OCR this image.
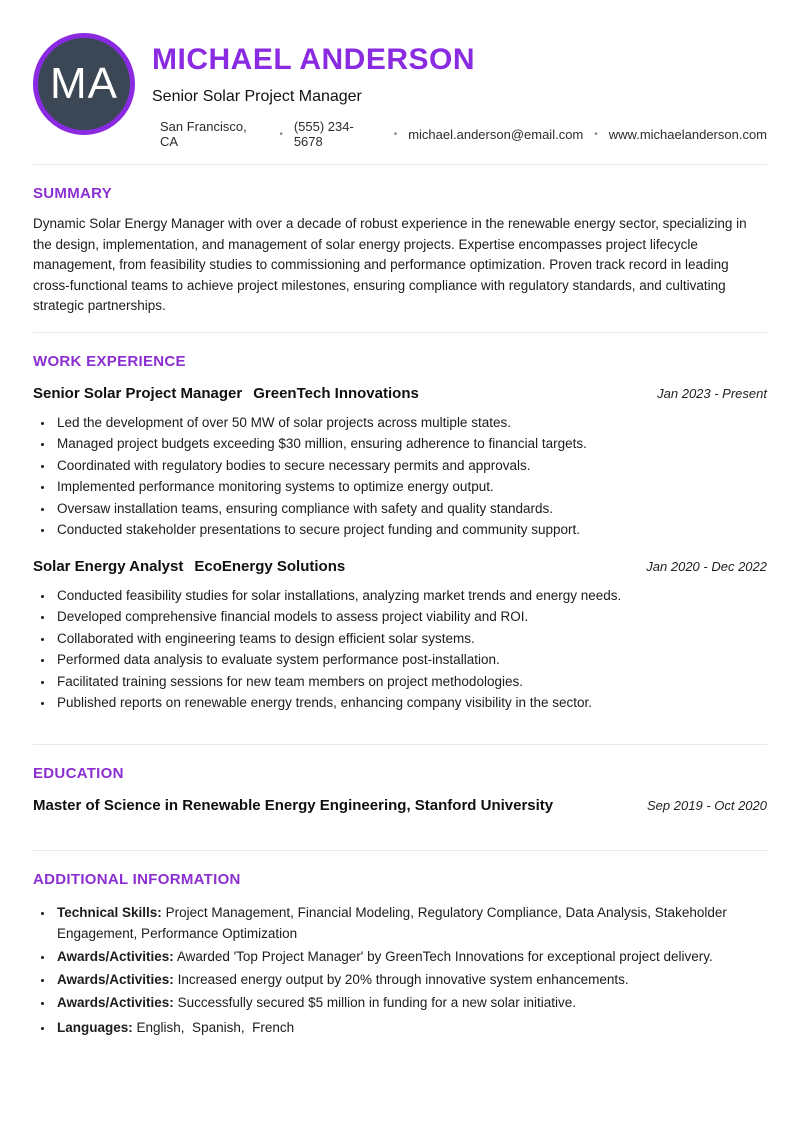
MA MICHAEL ANDERSON
Senior Solar Project Manager
San Francisco, CA	• (555) 234-5678	• michael.anderson@email.com • www.michaelanderson.com
SUMMARY

Dynamic Solar Energy Manager with over a decade of robust experience in the renewable energy sector, specializing in the design, implementation, and management of solar energy projects. Expertise encompasses project lifecycle management, from feasibility studies to commissioning and performance optimization. Proven track record in leading cross-functional teams to achieve project milestones, ensuring compliance with regulatory standards, and cultivating strategic partnerships.

WORK EXPERIENCE
Senior Solar Project Manager GreenTech Innovations	Jan 2023 - Present
• Led the development of over 50 MW of solar projects across multiple states.
• Managed project budgets exceeding $30 million, ensuring adherence to financial targets.
• Coordinated with regulatory bodies to secure necessary permits and approvals.
• Implemented performance monitoring systems to optimize energy output.
• Oversaw installation teams, ensuring compliance with safety and quality standards.
• Conducted stakeholder presentations to secure project funding and community support.
Solar Energy Analyst EcoEnergy Solutions	Jan 2020 - Dec 2022
• Conducted feasibility studies for solar installations, analyzing market trends and energy needs.
• Developed comprehensive financial models to assess project viability and ROI.
• Collaborated with engineering teams to design efficient solar systems.
• Performed data analysis to evaluate system performance post-installation.
• Facilitated training sessions for new team members on project methodologies.
• Published reports on renewable energy trends, enhancing company visibility in the sector.
EDUCATION
Master of Science in Renewable Energy Engineering, Stanford University	Sep 2019 - Oct 2020
ADDITIONAL INFORMATION
• Technical Skills: Project Management, Financial Modeling, Regulatory Compliance, Data Analysis, Stakeholder Engagement, Performance Optimization
• Awards/Activities: Awarded 'Top Project Manager' by GreenTech Innovations for exceptional project delivery.
• Awards/Activities: Increased energy output by 20% through innovative system enhancements.
• Awards/Activities: Successfully secured $5 million in funding for a new solar initiative.
• Languages: English,  Spanish,  French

______

### EXERCISE OBJECTIVE
List each line of the records that holds the string "Senior".

### SOLUTION FOR THIS EXERCISE
Senior Solar Project Manager
Senior Solar Project Manager GreenTech Innovations	Jan 2023 - Present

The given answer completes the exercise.